-------- Record list

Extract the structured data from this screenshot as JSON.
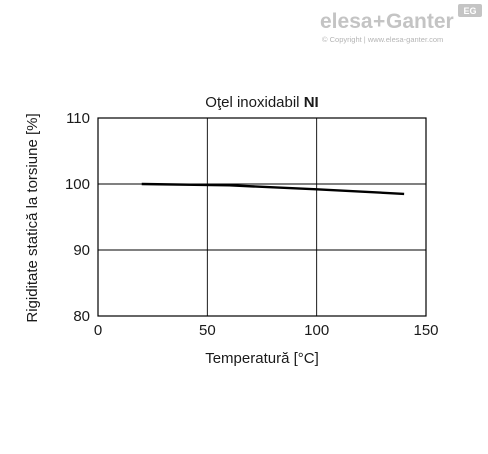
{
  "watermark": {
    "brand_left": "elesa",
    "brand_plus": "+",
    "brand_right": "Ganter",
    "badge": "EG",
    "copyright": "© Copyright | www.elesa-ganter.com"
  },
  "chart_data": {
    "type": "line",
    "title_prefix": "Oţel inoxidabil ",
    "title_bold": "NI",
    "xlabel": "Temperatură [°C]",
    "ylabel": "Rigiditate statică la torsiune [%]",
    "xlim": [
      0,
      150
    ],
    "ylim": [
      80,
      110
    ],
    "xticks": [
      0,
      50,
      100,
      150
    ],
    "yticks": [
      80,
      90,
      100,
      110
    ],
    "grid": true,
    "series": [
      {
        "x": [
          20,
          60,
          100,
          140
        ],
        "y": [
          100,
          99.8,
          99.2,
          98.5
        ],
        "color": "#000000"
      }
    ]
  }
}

----------------
-------- Record list

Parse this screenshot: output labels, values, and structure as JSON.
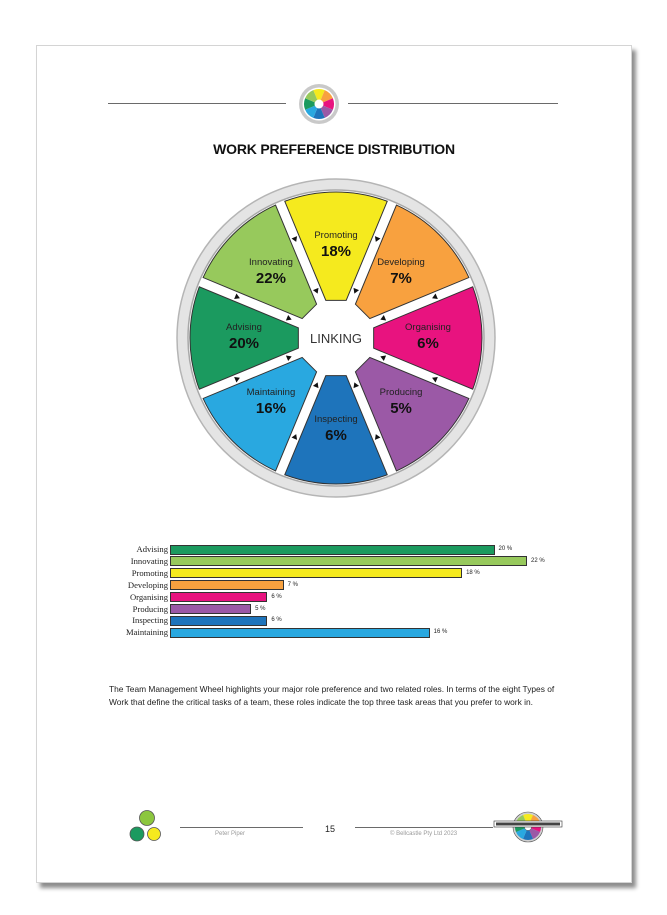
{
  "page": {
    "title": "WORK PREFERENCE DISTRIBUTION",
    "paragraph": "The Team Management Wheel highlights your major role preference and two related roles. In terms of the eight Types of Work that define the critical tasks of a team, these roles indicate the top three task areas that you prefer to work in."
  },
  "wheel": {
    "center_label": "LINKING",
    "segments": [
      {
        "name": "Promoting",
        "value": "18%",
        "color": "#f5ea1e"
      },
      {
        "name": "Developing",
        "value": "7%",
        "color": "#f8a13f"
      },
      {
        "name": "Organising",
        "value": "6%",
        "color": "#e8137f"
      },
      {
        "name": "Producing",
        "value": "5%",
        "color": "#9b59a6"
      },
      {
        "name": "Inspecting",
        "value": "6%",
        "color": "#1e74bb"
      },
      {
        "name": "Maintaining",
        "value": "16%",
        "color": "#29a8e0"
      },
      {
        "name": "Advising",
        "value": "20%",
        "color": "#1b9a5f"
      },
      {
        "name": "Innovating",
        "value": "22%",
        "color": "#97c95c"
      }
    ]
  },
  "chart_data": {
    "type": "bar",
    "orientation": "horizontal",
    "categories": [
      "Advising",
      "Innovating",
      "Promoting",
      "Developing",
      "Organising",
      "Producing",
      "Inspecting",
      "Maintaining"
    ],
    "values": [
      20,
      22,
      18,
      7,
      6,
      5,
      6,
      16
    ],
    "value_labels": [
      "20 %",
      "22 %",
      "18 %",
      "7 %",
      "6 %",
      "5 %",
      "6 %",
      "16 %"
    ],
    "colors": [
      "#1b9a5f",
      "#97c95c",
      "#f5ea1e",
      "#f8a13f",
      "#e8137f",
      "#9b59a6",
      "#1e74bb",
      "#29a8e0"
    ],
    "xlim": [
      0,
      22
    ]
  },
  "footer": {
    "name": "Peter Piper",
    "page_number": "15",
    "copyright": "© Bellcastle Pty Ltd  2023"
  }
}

----------------

Requirement:
Check every line of the data above for the string "copyright", and copy those that have it.

Task response:
    "copyright": "© Copyright | www.elesa-ganter.com"
    "copyright": "© Bellcastle Pty Ltd  2023"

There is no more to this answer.